• **GOAL**
Copy out all of the material exactly as presented.

[Entries taken from a collection]
───
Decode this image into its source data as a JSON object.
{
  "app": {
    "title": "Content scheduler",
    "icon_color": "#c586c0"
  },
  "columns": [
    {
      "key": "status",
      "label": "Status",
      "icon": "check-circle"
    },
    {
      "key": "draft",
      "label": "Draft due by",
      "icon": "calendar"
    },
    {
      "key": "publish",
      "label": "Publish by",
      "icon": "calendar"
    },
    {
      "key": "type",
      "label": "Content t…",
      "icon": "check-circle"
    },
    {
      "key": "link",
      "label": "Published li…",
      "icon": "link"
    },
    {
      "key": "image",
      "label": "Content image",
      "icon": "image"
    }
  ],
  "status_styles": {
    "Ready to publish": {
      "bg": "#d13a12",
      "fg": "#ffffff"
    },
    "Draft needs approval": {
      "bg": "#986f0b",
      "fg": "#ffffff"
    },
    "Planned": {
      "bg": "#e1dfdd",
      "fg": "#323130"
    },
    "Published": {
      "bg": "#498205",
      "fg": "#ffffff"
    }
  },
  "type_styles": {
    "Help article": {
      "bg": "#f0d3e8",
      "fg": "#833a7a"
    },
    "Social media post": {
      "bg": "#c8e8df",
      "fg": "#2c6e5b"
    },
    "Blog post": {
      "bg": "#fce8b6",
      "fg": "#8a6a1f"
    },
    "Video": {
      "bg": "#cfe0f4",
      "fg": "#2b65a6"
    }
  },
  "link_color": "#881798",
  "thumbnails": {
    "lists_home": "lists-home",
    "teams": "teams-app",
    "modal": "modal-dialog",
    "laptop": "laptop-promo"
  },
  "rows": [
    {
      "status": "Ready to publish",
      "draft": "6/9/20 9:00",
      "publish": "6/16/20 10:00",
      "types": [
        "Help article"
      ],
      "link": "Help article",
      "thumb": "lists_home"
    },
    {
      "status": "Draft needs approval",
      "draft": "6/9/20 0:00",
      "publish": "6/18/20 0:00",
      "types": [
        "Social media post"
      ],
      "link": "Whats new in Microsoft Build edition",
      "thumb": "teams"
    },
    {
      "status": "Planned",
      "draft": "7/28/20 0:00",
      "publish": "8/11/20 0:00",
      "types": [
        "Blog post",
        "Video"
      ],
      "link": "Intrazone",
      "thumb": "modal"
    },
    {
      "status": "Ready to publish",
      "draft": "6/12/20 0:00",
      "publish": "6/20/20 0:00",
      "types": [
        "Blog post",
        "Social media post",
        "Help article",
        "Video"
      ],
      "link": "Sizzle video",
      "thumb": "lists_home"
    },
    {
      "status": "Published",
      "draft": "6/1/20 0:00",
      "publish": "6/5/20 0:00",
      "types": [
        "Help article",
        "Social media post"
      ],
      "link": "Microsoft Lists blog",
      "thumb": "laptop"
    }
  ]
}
───
• **SOLUTION**
Decode this image into its source data as a JSON object.
{
  "app": {
    "title": "Content scheduler",
    "icon_color": "#c586c0"
  },
  "columns": [
    {
      "key": "status",
      "label": "Status",
      "icon": "check-circle"
    },
    {
      "key": "draft",
      "label": "Draft due by",
      "icon": "calendar"
    },
    {
      "key": "publish",
      "label": "Publish by",
      "icon": "calendar"
    },
    {
      "key": "type",
      "label": "Content t…",
      "icon": "check-circle"
    },
    {
      "key": "link",
      "label": "Published li…",
      "icon": "link"
    },
    {
      "key": "image",
      "label": "Content image",
      "icon": "image"
    }
  ],
  "status_styles": {
    "Ready to publish": {
      "bg": "#d13a12",
      "fg": "#ffffff"
    },
    "Draft needs approval": {
      "bg": "#986f0b",
      "fg": "#ffffff"
    },
    "Planned": {
      "bg": "#e1dfdd",
      "fg": "#323130"
    },
    "Published": {
      "bg": "#498205",
      "fg": "#ffffff"
    }
  },
  "type_styles": {
    "Help article": {
      "bg": "#f0d3e8",
      "fg": "#833a7a"
    },
    "Social media post": {
      "bg": "#c8e8df",
      "fg": "#2c6e5b"
    },
    "Blog post": {
      "bg": "#fce8b6",
      "fg": "#8a6a1f"
    },
    "Video": {
      "bg": "#cfe0f4",
      "fg": "#2b65a6"
    }
  },
  "link_color": "#881798",
  "thumbnails": {
    "lists_home": "lists-home",
    "teams": "teams-app",
    "modal": "modal-dialog",
    "laptop": "laptop-promo"
  },
  "rows": [
    {
      "status": "Ready to publish",
      "draft": "6/9/20 9:00",
      "publish": "6/16/20 10:00",
      "types": [
        "Help article"
      ],
      "link": "Help article",
      "thumb": "lists_home"
    },
    {
      "status": "Draft needs approval",
      "draft": "6/9/20 0:00",
      "publish": "6/18/20 0:00",
      "types": [
        "Social media post"
      ],
      "link": "Whats new in Microsoft Build edition",
      "thumb": "teams"
    },
    {
      "status": "Planned",
      "draft": "7/28/20 0:00",
      "publish": "8/11/20 0:00",
      "types": [
        "Blog post",
        "Video"
      ],
      "link": "Intrazone",
      "thumb": "modal"
    },
    {
      "status": "Ready to publish",
      "draft": "6/12/20 0:00",
      "publish": "6/20/20 0:00",
      "types": [
        "Blog post",
        "Social media post",
        "Help article",
        "Video"
      ],
      "link": "Sizzle video",
      "thumb": "lists_home"
    },
    {
      "status": "Published",
      "draft": "6/1/20 0:00",
      "publish": "6/5/20 0:00",
      "types": [
        "Help article",
        "Social media post"
      ],
      "link": "Microsoft Lists blog",
      "thumb": "laptop"
    }
  ]
}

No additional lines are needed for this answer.